(A run of records)

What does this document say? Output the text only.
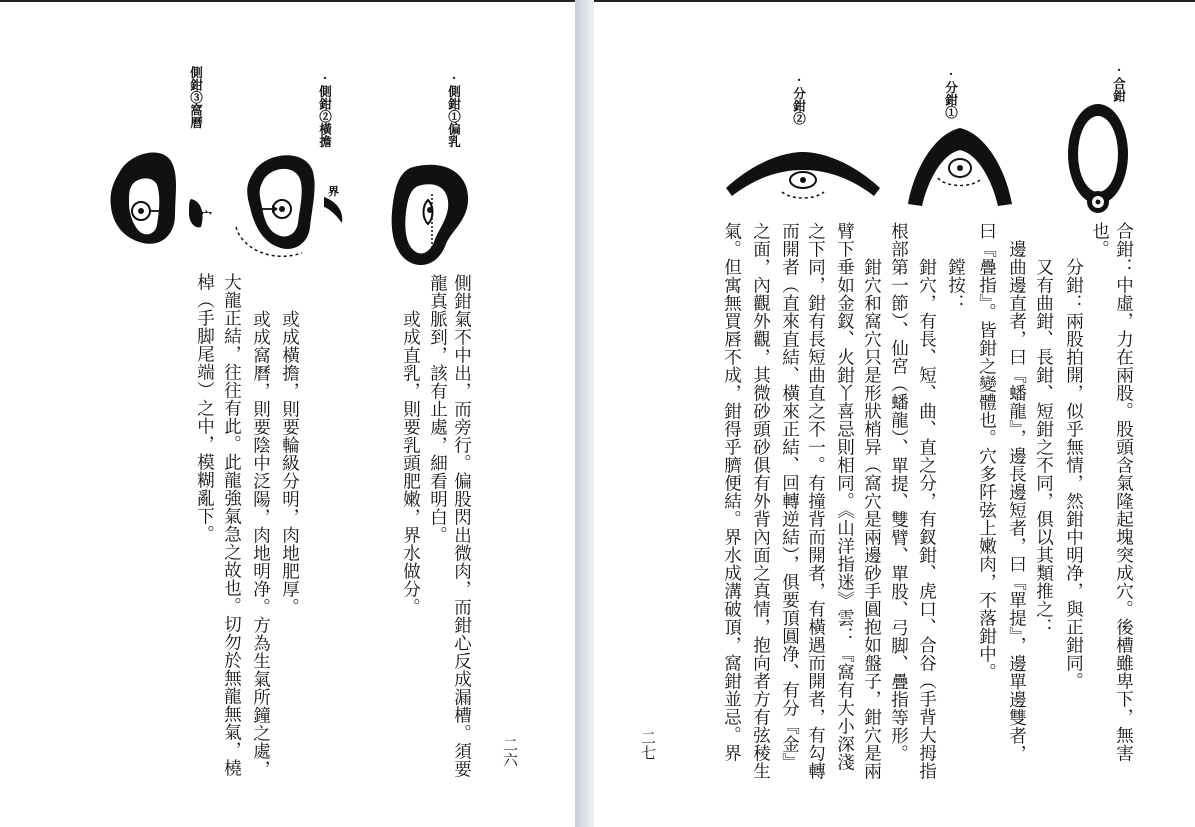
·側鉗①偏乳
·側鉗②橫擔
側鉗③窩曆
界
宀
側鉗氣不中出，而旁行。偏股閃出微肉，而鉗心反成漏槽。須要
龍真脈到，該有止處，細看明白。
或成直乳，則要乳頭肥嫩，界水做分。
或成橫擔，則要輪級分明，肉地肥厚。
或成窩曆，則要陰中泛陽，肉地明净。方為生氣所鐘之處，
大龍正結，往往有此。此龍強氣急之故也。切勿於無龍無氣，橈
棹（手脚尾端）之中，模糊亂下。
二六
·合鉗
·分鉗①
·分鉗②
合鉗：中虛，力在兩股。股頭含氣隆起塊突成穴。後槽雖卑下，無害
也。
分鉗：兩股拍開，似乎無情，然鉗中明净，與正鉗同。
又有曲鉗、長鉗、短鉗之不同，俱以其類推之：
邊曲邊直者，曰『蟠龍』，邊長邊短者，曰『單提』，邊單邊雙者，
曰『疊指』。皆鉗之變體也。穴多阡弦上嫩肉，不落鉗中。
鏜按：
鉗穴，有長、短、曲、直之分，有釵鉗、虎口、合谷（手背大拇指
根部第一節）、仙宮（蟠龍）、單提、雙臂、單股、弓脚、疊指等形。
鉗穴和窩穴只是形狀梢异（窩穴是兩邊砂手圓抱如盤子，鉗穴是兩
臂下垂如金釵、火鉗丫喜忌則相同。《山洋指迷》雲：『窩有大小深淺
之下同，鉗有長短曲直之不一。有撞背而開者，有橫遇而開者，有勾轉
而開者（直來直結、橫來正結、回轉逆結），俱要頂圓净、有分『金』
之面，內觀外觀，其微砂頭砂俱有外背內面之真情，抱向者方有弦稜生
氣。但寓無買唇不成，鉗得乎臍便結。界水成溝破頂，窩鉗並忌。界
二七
--
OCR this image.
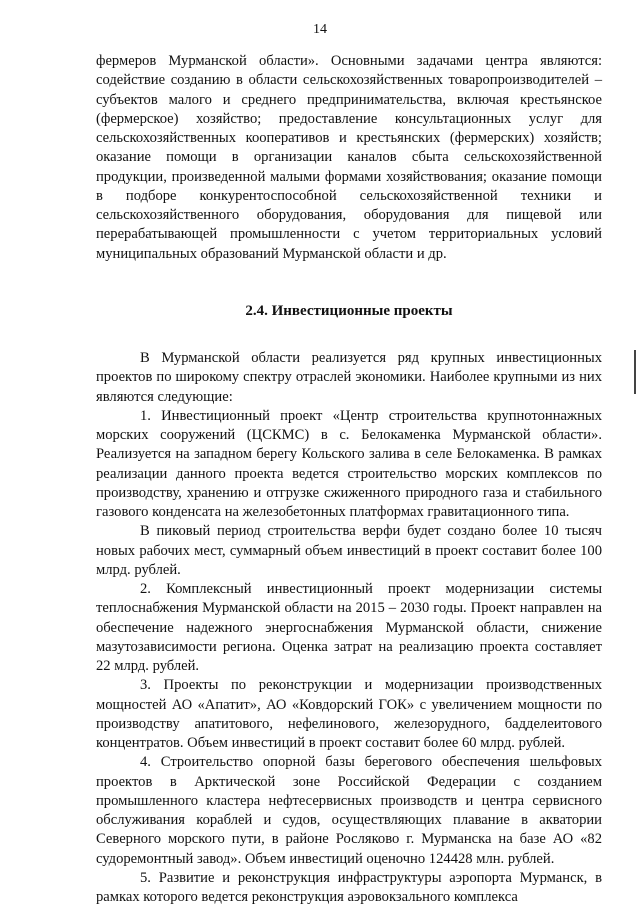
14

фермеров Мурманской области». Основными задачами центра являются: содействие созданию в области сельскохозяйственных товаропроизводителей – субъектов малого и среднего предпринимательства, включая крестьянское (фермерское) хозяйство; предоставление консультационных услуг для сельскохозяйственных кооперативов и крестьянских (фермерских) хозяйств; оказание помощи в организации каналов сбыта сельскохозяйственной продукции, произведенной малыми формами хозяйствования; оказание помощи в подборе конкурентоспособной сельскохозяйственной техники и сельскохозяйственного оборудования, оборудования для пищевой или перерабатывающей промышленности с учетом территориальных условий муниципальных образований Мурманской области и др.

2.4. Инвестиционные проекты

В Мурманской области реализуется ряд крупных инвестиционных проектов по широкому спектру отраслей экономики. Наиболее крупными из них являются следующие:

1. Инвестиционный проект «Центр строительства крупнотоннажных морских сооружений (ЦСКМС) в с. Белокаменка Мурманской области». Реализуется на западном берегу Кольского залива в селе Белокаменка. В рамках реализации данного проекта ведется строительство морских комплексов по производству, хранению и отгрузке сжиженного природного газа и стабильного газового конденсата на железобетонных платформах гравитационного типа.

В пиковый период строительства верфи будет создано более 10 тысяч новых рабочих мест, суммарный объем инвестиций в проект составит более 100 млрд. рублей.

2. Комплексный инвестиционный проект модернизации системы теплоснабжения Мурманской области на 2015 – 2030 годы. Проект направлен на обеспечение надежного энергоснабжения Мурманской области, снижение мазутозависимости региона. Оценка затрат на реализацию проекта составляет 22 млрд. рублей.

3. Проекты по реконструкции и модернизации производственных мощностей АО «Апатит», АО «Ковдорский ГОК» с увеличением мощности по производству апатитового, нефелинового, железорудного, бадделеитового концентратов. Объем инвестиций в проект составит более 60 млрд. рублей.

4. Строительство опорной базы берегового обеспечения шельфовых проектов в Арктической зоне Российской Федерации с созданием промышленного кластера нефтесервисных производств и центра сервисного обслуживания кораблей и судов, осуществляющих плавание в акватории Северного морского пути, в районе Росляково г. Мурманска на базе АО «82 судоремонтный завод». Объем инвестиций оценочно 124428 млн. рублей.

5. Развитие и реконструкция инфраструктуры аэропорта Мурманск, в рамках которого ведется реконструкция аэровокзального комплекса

— Exercise —
Look through the material above and work out how many of its lines contain "составит". State the number only.

— Result for this task —
2